Check every line of the entries below for the word "OABC", and copy the ones that have it.

>> Start

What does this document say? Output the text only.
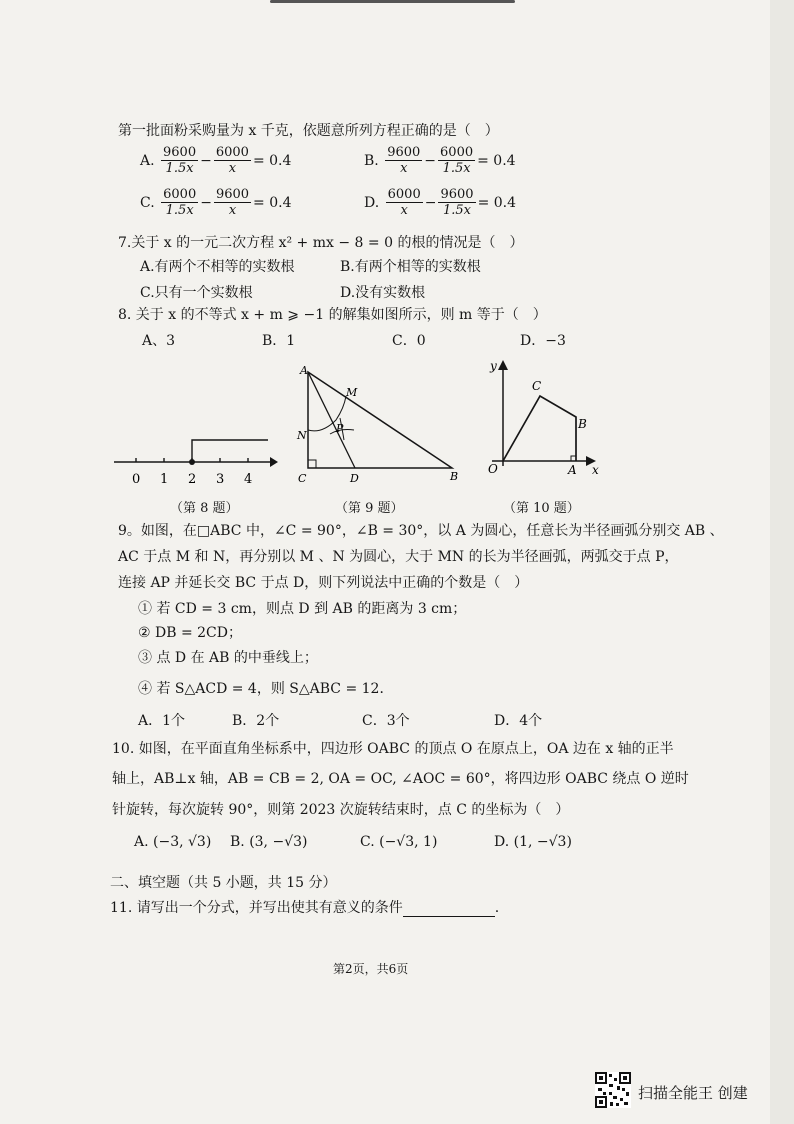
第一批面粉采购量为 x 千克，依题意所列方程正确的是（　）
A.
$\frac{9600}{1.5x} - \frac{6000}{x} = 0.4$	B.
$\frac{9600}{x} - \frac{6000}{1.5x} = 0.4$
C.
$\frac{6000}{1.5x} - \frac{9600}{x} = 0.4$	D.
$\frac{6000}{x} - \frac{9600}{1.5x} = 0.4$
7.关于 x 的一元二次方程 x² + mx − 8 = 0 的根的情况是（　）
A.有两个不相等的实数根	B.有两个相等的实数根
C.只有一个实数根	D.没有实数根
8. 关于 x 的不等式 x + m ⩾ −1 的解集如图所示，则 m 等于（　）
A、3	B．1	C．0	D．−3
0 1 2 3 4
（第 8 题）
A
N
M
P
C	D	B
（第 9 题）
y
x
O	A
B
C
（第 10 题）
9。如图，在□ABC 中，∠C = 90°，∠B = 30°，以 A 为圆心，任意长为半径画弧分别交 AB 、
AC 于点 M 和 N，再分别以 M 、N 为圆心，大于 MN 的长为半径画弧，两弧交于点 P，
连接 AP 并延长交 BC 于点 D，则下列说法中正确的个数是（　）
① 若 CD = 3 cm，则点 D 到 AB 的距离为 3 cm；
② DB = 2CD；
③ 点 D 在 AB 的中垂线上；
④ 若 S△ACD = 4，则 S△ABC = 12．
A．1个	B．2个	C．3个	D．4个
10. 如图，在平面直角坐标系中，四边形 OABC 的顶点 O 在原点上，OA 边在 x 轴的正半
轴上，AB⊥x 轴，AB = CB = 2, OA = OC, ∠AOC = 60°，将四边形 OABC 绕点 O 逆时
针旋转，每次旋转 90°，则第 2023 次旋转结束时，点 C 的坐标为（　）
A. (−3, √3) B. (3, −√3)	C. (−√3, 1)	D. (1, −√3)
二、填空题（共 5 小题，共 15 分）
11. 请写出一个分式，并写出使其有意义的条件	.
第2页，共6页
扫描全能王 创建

>> End

EXERCISE RESULT:
10. 如图，在平面直角坐标系中，四边形 OABC 的顶点 O 在原点上，OA 边在 x 轴的正半
轴上，AB⊥x 轴，AB = CB = 2, OA = OC, ∠AOC = 60°，将四边形 OABC 绕点 O 逆时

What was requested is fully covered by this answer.